/---
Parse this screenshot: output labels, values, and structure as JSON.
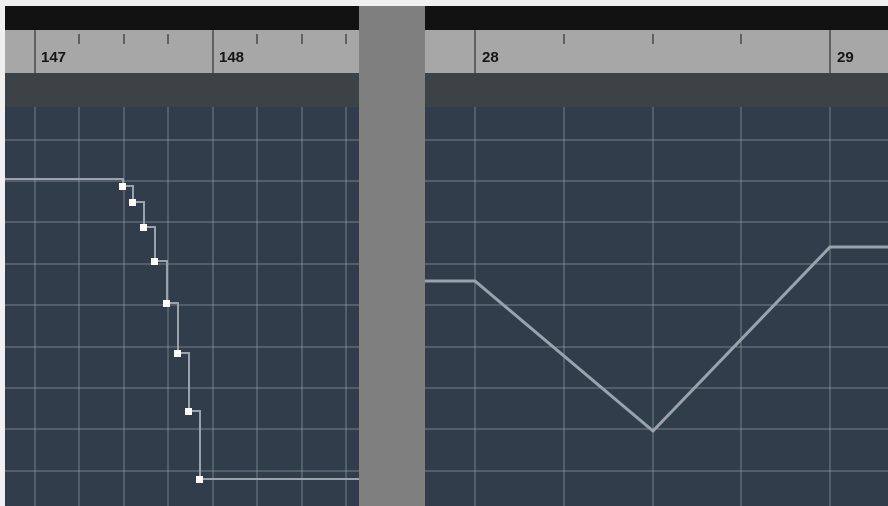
{
  "left_editor": {
    "ruler": {
      "bar_labels": [
        "147",
        "148"
      ]
    },
    "automation": {
      "mode": "step",
      "start_level": 1.0,
      "end_level": 0.0,
      "node_count": 8
    }
  },
  "right_editor": {
    "ruler": {
      "bar_labels": [
        "28",
        "29"
      ]
    },
    "automation": {
      "mode": "ramp",
      "start_level": 0.65,
      "low_level": 0.15,
      "end_level": 0.75
    }
  },
  "colors": {
    "grid_background": "#323d4b",
    "grid_line": "#aeb6c0",
    "automation_line": "#9aa3ad",
    "node_fill": "#ffffff",
    "ruler": "#a7a7a7",
    "top_bar": "#121212",
    "sub_bar": "#3d4247",
    "divider": "#7f7f7f"
  }
}
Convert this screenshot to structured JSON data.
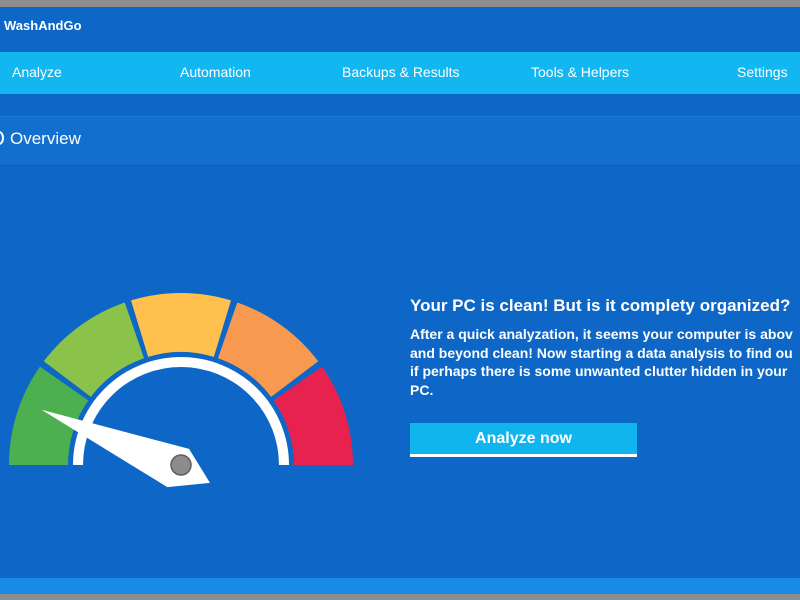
{
  "app": {
    "title": "WashAndGo"
  },
  "nav": {
    "items": [
      {
        "label": "Analyze"
      },
      {
        "label": "Automation"
      },
      {
        "label": "Backups & Results"
      },
      {
        "label": "Tools & Helpers"
      },
      {
        "label": "Settings"
      }
    ]
  },
  "section": {
    "title": "Overview"
  },
  "message": {
    "title": "Your PC is clean! But is it complety organized?",
    "lines": [
      "After a quick analyzation, it seems your computer is abov",
      "and beyond clean! Now starting a data analysis to find ou",
      "if perhaps there is some unwanted clutter hidden in your",
      "PC."
    ]
  },
  "action": {
    "label": "Analyze now"
  },
  "gauge": {
    "level_fraction": 0.12,
    "segment_colors": [
      "#4CAF50",
      "#8BC34A",
      "#FFC04D",
      "#F79A50",
      "#E8224E"
    ]
  },
  "colors": {
    "background": "#0E67C6",
    "nav_bar": "#12B7F2",
    "button": "#10B5EE"
  }
}
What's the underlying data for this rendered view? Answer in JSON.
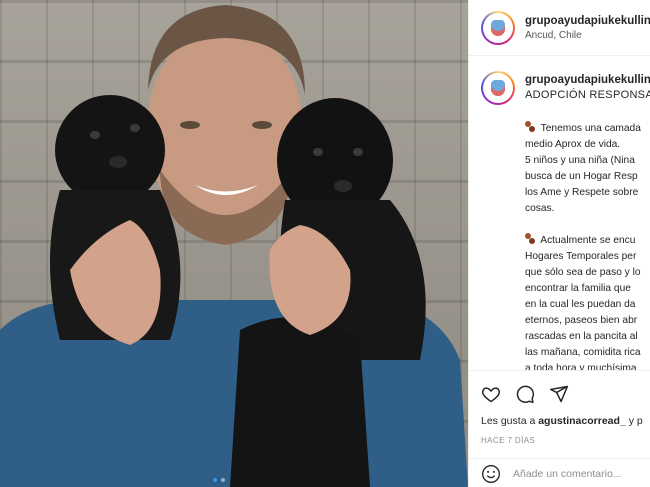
{
  "post": {
    "username": "grupoayudapiukekullin",
    "location": "Ancud, Chile",
    "caption_title": "ADOPCIÓN RESPONSABL",
    "paragraph1": [
      "Tenemos una camada",
      "medio Aprox de vida.",
      "5 niños y una niña (Nina",
      "busca de un Hogar Resp",
      "los Ame y Respete sobre",
      "cosas."
    ],
    "paragraph2": [
      "Actualmente se encu",
      "Hogares Temporales per",
      "que sólo sea de paso y lo",
      "encontrar la familia que",
      "en la cual les puedan da",
      "eternos, paseos bien abr",
      "rascadas en la pancita al",
      "las mañana, comidita rica",
      "a toda hora y muchísima"
    ],
    "likes_prefix": "Les gusta a",
    "likes_user": "agustinacorread_",
    "likes_suffix": "y p",
    "time": "HACE 7 DÍAS",
    "comment_placeholder": "Añade un comentario..."
  },
  "colors": {
    "accent": "#3897f0",
    "text": "#262626",
    "muted": "#8e8e8e"
  },
  "icons": [
    "heart-icon",
    "comment-icon",
    "share-icon",
    "emoji-icon",
    "paw-emoji"
  ]
}
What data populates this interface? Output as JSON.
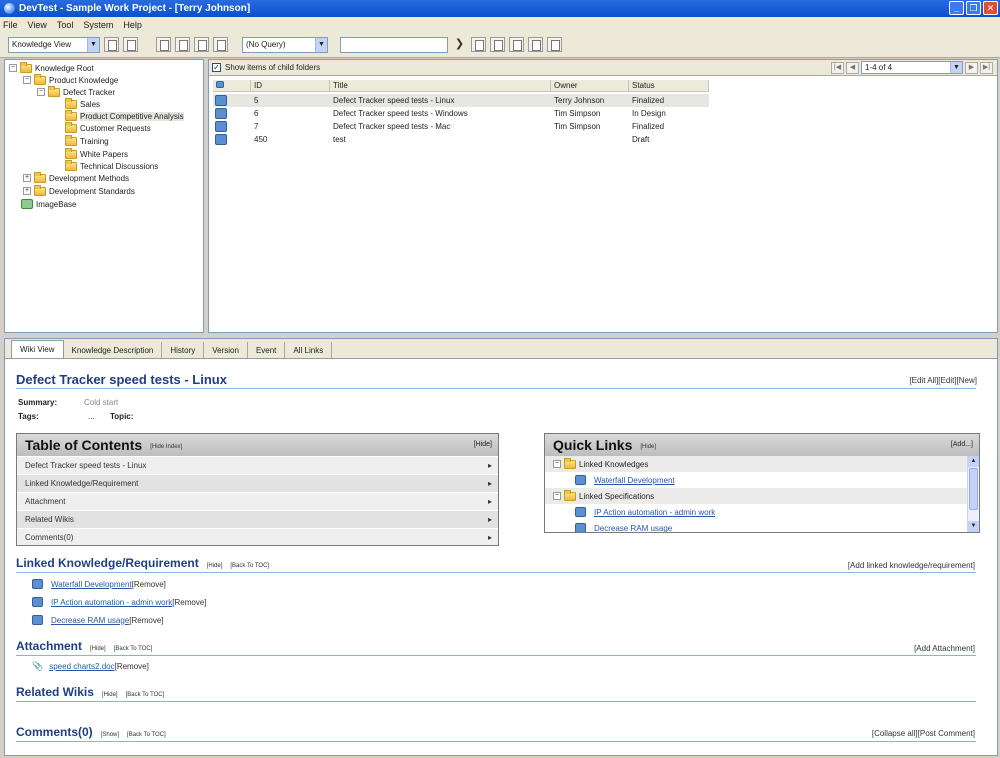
{
  "window": {
    "title": "DevTest - Sample Work Project - [Terry Johnson]"
  },
  "menu": [
    "File",
    "View",
    "Tool",
    "System",
    "Help"
  ],
  "toolbar": {
    "view_select": "Knowledge View",
    "query_select": "(No Query)",
    "search_value": ""
  },
  "tree": {
    "items": [
      {
        "label": "Knowledge Root",
        "level": 0,
        "expander": "-"
      },
      {
        "label": "Product Knowledge",
        "level": 1,
        "expander": "-"
      },
      {
        "label": "Defect Tracker",
        "level": 2,
        "expander": "-"
      },
      {
        "label": "Sales",
        "level": 3,
        "expander": ""
      },
      {
        "label": "Product Competitive Analysis",
        "level": 3,
        "expander": "",
        "selected": true
      },
      {
        "label": "Customer Requests",
        "level": 3,
        "expander": ""
      },
      {
        "label": "Training",
        "level": 3,
        "expander": ""
      },
      {
        "label": "White Papers",
        "level": 3,
        "expander": ""
      },
      {
        "label": "Technical Discussions",
        "level": 3,
        "expander": ""
      },
      {
        "label": "Development Methods",
        "level": 1,
        "expander": "+"
      },
      {
        "label": "Development Standards",
        "level": 1,
        "expander": "+"
      },
      {
        "label": "ImageBase",
        "level": 0,
        "expander": "",
        "image": true
      }
    ]
  },
  "list": {
    "show_child_label": "Show items of child folders",
    "pager": "1-4 of 4",
    "columns": [
      "ID",
      "Title",
      "Owner",
      "Status"
    ],
    "rows": [
      {
        "id": "5",
        "title": "Defect Tracker speed tests - Linux",
        "owner": "Terry Johnson",
        "status": "Finalized"
      },
      {
        "id": "6",
        "title": "Defect Tracker speed tests - Windows",
        "owner": "Tim Simpson",
        "status": "In Design"
      },
      {
        "id": "7",
        "title": "Defect Tracker speed tests - Mac",
        "owner": "Tim Simpson",
        "status": "Finalized"
      },
      {
        "id": "450",
        "title": "test",
        "owner": "",
        "status": "Draft"
      }
    ]
  },
  "tabs": [
    "Wiki View",
    "Knowledge Description",
    "History",
    "Version",
    "Event",
    "All Links"
  ],
  "wiki": {
    "title": "Defect Tracker speed tests - Linux",
    "top_links": "[Edit All][Edit][New]",
    "summary_label": "Summary:",
    "summary_value": "Cold start",
    "tags_label": "Tags:",
    "tags_value": "...",
    "topic_label": "Topic:",
    "toc": {
      "title": "Table of Contents",
      "hide_index": "[Hide Index]",
      "hide": "[Hide]",
      "items": [
        "Defect Tracker speed tests - Linux",
        "Linked Knowledge/Requirement",
        "Attachment",
        "Related Wikis",
        "Comments(0)"
      ]
    },
    "quick_links": {
      "title": "Quick Links",
      "hide": "[Hide]",
      "add": "[Add...]",
      "group1": "Linked Knowledges",
      "group1_items": [
        "Waterfall Development"
      ],
      "group2": "Linked Specifications",
      "group2_items": [
        "IP Action automation - admin work",
        "Decrease RAM usage"
      ]
    },
    "linked": {
      "title": "Linked Knowledge/Requirement",
      "hide": "[Hide]",
      "back": "[Back To TOC]",
      "add": "[Add linked knowledge/requirement]",
      "items": [
        {
          "label": "Waterfall Development",
          "remove": "[Remove]"
        },
        {
          "label": "IP Action automation - admin work",
          "remove": "[Remove]"
        },
        {
          "label": "Decrease RAM usage",
          "remove": "[Remove]"
        }
      ]
    },
    "attachment": {
      "title": "Attachment",
      "hide": "[Hide]",
      "back": "[Back To TOC]",
      "add": "[Add Attachment]",
      "file": "speed charts2.doc",
      "remove": "[Remove]"
    },
    "related": {
      "title": "Related Wikis",
      "hide": "[Hide]",
      "back": "[Back To TOC]"
    },
    "comments": {
      "title": "Comments(0)",
      "show": "[Show]",
      "back": "[Back To TOC]",
      "actions": "[Collapse all][Post Comment]"
    }
  }
}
\---
### The exercise
Copy whichever lines in the listing above contain the word "tests".

### Answer to the problem
        "title": "Defect Tracker speed tests - Linux",
        "title": "Defect Tracker speed tests - Windows",
        "title": "Defect Tracker speed tests - Mac",
    "title": "Defect Tracker speed tests - Linux",
        "Defect Tracker speed tests - Linux",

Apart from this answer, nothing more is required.